━━ SOURCE RECORDS

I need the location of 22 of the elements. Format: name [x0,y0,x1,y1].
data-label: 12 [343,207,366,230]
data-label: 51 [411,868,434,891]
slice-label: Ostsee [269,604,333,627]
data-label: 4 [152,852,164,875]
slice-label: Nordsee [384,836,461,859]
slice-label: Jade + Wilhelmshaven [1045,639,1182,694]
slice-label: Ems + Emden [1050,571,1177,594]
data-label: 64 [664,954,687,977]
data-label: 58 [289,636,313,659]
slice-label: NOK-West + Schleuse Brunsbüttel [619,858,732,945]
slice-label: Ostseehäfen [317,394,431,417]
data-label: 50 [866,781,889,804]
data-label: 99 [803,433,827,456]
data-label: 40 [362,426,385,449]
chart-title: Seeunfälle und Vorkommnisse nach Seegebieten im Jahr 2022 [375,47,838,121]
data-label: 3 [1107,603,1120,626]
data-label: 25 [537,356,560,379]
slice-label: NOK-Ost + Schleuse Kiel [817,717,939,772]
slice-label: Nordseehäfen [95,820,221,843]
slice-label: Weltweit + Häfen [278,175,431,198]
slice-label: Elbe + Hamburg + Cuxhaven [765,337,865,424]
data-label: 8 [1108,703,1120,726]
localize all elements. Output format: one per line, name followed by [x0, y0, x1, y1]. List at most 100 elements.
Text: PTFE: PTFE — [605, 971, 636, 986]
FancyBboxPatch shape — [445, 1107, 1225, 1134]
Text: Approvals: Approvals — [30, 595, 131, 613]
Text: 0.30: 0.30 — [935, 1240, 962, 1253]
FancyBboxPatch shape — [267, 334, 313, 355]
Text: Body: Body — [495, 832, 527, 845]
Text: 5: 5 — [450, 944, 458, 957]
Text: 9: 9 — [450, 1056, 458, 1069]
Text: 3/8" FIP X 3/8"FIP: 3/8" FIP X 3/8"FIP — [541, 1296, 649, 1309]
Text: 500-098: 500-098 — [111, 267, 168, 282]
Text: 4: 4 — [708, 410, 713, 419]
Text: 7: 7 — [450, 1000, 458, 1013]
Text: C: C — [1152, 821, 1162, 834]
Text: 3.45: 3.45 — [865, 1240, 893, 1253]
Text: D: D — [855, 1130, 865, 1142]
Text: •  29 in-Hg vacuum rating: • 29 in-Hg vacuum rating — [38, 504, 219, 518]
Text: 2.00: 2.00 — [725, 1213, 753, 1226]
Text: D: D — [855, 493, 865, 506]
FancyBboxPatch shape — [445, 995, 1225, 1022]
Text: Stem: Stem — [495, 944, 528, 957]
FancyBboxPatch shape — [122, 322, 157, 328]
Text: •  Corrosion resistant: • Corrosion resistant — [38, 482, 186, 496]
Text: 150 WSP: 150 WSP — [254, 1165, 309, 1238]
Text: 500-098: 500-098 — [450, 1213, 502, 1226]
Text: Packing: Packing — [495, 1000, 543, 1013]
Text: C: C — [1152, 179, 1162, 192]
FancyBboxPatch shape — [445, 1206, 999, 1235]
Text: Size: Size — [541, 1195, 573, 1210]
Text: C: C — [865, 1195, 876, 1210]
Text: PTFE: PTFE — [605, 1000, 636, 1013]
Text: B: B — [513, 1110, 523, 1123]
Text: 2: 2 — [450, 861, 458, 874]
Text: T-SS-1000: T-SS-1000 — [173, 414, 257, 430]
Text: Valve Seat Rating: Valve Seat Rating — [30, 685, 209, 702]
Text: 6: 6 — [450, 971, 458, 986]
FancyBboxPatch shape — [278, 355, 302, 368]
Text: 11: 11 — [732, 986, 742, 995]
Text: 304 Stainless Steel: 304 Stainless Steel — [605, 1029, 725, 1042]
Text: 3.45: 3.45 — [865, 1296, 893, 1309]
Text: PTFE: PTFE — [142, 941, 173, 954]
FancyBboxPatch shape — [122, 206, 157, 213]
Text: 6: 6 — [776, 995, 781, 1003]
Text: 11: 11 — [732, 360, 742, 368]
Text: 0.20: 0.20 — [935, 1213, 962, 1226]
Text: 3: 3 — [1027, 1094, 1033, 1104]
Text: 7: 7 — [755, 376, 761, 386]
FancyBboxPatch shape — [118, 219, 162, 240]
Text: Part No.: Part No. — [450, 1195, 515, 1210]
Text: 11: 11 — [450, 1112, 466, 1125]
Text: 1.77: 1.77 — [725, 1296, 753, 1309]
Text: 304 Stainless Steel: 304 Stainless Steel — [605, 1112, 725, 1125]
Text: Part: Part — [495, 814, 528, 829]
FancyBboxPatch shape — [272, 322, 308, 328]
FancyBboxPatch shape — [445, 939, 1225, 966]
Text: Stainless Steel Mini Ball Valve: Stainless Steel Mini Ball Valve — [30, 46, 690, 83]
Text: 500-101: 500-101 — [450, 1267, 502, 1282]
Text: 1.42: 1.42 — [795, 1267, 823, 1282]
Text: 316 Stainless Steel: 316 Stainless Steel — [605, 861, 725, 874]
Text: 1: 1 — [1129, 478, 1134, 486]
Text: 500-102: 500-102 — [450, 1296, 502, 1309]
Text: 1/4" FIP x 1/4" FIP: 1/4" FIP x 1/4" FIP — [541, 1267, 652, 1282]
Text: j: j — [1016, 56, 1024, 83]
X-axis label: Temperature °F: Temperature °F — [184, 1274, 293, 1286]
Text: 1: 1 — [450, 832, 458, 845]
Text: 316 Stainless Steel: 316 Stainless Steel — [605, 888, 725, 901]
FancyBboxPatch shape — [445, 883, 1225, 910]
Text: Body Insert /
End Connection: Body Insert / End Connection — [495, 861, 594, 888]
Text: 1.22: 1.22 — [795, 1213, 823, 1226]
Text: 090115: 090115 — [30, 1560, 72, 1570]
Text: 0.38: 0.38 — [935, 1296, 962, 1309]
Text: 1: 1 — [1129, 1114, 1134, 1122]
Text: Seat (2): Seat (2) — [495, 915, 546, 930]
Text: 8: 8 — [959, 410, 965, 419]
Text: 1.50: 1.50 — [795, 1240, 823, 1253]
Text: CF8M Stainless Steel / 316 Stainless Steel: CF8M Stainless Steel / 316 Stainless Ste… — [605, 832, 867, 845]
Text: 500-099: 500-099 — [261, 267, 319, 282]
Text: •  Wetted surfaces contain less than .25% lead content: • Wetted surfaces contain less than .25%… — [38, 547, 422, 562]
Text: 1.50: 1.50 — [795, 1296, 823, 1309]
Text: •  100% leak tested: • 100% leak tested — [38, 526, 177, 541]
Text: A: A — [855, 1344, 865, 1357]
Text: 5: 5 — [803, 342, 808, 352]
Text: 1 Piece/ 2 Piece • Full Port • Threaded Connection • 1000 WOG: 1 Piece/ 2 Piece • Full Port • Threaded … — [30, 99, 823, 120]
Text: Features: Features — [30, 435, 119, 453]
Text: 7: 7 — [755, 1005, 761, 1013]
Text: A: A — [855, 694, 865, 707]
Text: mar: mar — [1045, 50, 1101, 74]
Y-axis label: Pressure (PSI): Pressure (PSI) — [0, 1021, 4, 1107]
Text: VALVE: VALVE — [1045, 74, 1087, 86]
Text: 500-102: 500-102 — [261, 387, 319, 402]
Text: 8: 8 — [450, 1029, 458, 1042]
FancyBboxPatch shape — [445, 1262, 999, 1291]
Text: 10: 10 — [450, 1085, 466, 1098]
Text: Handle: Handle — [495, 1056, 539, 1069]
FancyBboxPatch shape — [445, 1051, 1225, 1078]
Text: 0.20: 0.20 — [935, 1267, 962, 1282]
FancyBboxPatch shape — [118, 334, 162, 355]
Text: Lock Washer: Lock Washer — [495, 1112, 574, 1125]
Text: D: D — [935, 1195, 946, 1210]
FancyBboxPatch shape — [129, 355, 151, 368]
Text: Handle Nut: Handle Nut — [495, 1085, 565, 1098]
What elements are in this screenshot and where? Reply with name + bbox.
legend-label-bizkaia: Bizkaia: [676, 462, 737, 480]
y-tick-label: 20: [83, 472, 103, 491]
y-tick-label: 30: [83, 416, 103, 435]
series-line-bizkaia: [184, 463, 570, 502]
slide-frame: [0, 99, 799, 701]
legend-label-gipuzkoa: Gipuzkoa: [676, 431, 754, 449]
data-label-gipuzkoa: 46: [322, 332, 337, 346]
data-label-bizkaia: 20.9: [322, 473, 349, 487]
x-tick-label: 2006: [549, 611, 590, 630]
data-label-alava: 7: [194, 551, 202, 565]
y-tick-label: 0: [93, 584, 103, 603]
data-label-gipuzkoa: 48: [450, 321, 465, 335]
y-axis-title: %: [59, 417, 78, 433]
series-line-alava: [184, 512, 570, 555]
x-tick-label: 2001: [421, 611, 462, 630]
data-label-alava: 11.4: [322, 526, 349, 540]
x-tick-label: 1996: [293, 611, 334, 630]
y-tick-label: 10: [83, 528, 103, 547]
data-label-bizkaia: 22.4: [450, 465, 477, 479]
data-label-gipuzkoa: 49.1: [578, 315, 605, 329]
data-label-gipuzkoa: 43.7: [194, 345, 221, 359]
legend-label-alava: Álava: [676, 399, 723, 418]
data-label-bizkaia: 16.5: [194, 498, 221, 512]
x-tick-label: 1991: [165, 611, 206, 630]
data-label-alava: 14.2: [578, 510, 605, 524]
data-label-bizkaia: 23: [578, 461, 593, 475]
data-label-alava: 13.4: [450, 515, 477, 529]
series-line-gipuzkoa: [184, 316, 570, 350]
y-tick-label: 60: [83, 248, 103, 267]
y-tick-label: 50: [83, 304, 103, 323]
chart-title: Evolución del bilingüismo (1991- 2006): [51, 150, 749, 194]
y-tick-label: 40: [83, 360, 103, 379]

━━━━

*TO BE DONE*. Copy out the rows from the first one up to and including the row that contains "slice-label: Ostseehäfen [317,394,431,417]", without changing anything in them.

*EXERCISE ANSWER*.
I need the location of 22 of the elements. Format: name [x0,y0,x1,y1].
data-label: 12 [343,207,366,230]
data-label: 51 [411,868,434,891]
slice-label: Ostsee [269,604,333,627]
data-label: 4 [152,852,164,875]
slice-label: Nordsee [384,836,461,859]
slice-label: Jade + Wilhelmshaven [1045,639,1182,694]
slice-label: Ems + Emden [1050,571,1177,594]
data-label: 64 [664,954,687,977]
data-label: 58 [289,636,313,659]
slice-label: NOK-West + Schleuse Brunsbüttel [619,858,732,945]
slice-label: Ostseehäfen [317,394,431,417]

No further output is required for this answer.